WORK INSTRUCTIONS: Look through the data below and return each line where "games" appears.

EXTRACTED RECORDS:
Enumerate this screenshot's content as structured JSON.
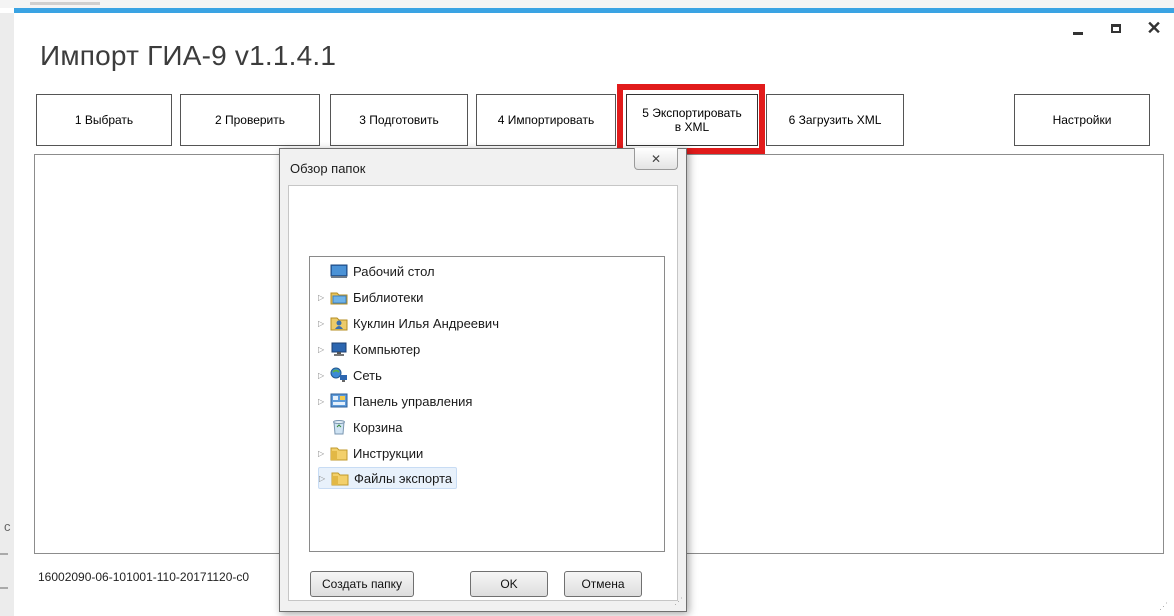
{
  "app": {
    "title": "Импорт ГИА-9 v1.1.4.1",
    "window_controls": {
      "minimize": "-",
      "maximize": "□",
      "close": "×"
    }
  },
  "toolbar": {
    "btn1": "1   Выбрать",
    "btn2": "2   Проверить",
    "btn3": "3  Подготовить",
    "btn4": "4 Импортировать",
    "btn5": "5 Экспортировать в XML",
    "btn6": "6 Загрузить XML",
    "settings": "Настройки",
    "highlight_color": "#e11b1b"
  },
  "status": {
    "text": "16002090-06-101001-110-20171120-c0"
  },
  "dialog": {
    "title": "Обзор папок",
    "close_glyph": "✕",
    "tree": [
      {
        "label": "Рабочий стол",
        "icon": "desktop-icon",
        "expandable": false
      },
      {
        "label": "Библиотеки",
        "icon": "libraries-icon",
        "expandable": true
      },
      {
        "label": "Куклин Илья Андреевич",
        "icon": "user-folder-icon",
        "expandable": true
      },
      {
        "label": "Компьютер",
        "icon": "computer-icon",
        "expandable": true
      },
      {
        "label": "Сеть",
        "icon": "network-icon",
        "expandable": true
      },
      {
        "label": "Панель управления",
        "icon": "control-panel-icon",
        "expandable": true
      },
      {
        "label": "Корзина",
        "icon": "recycle-bin-icon",
        "expandable": false
      },
      {
        "label": "Инструкции",
        "icon": "folder-icon",
        "expandable": true
      },
      {
        "label": "Файлы экспорта",
        "icon": "folder-icon",
        "expandable": true,
        "selected": true
      }
    ],
    "new_folder": "Создать папку",
    "ok": "OK",
    "cancel": "Отмена"
  },
  "colors": {
    "accent": "#3aa3e3",
    "selection": "#e8f1fb"
  }
}
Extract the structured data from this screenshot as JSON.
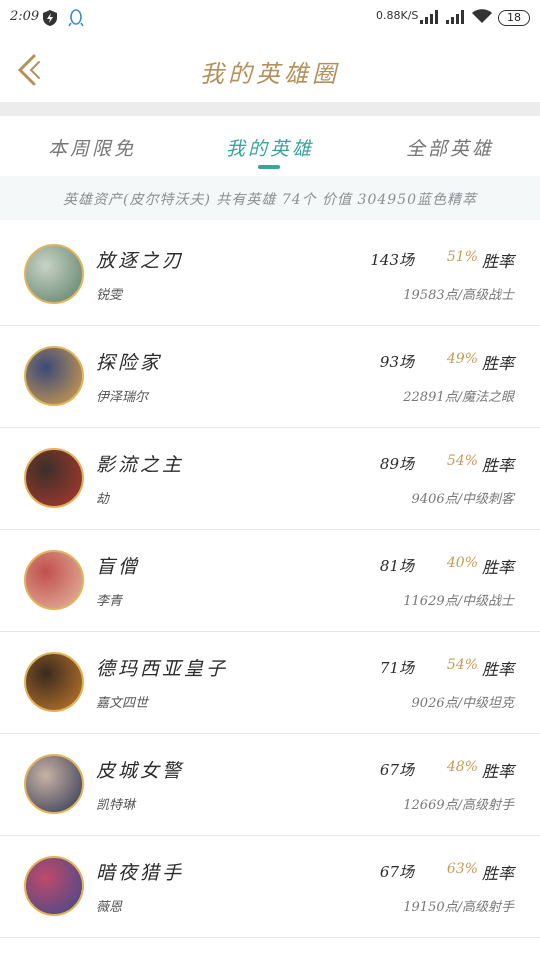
{
  "status_bar": {
    "time": "2:09",
    "net_speed": "0.88K/S",
    "battery": "18"
  },
  "header": {
    "title": "我的英雄圈"
  },
  "tabs": [
    {
      "label": "本周限免"
    },
    {
      "label": "我的英雄"
    },
    {
      "label": "全部英雄"
    }
  ],
  "assets_bar": {
    "text": "英雄资产(皮尔特沃夫)  共有英雄 74个   价值 304950蓝色精萃"
  },
  "heroes": [
    {
      "title": "放逐之刃",
      "name": "锐雯",
      "games": "143场",
      "winrate": "51%",
      "winlabel": "胜率",
      "points": "19583点/高级战士",
      "colors": [
        "#5a7d6a",
        "#c9d3c4"
      ]
    },
    {
      "title": "探险家",
      "name": "伊泽瑞尔",
      "games": "93场",
      "winrate": "49%",
      "winlabel": "胜率",
      "points": "22891点/魔法之眼",
      "colors": [
        "#d9a24a",
        "#3a4a7a"
      ]
    },
    {
      "title": "影流之主",
      "name": "劫",
      "games": "89场",
      "winrate": "54%",
      "winlabel": "胜率",
      "points": "9406点/中级刺客",
      "colors": [
        "#b03a2e",
        "#3b2f2a"
      ]
    },
    {
      "title": "盲僧",
      "name": "李青",
      "games": "81场",
      "winrate": "40%",
      "winlabel": "胜率",
      "points": "11629点/中级战士",
      "colors": [
        "#e6b8a0",
        "#c0504d"
      ]
    },
    {
      "title": "德玛西亚皇子",
      "name": "嘉文四世",
      "games": "71场",
      "winrate": "54%",
      "winlabel": "胜率",
      "points": "9026点/中级坦克",
      "colors": [
        "#c67a2c",
        "#3a2a1e"
      ]
    },
    {
      "title": "皮城女警",
      "name": "凯特琳",
      "games": "67场",
      "winrate": "48%",
      "winlabel": "胜率",
      "points": "12669点/高级射手",
      "colors": [
        "#2d3550",
        "#c8b2a6"
      ]
    },
    {
      "title": "暗夜猎手",
      "name": "薇恩",
      "games": "67场",
      "winrate": "63%",
      "winlabel": "胜率",
      "points": "19150点/高级射手",
      "colors": [
        "#3b4a8c",
        "#c04a6a"
      ]
    }
  ]
}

EXERCISE RESPONSE:
      "games": "143场",
      "games": "93场",
      "games": "89场",
      "games": "81场",
      "games": "71场",
      "games": "67场",
      "games": "67场",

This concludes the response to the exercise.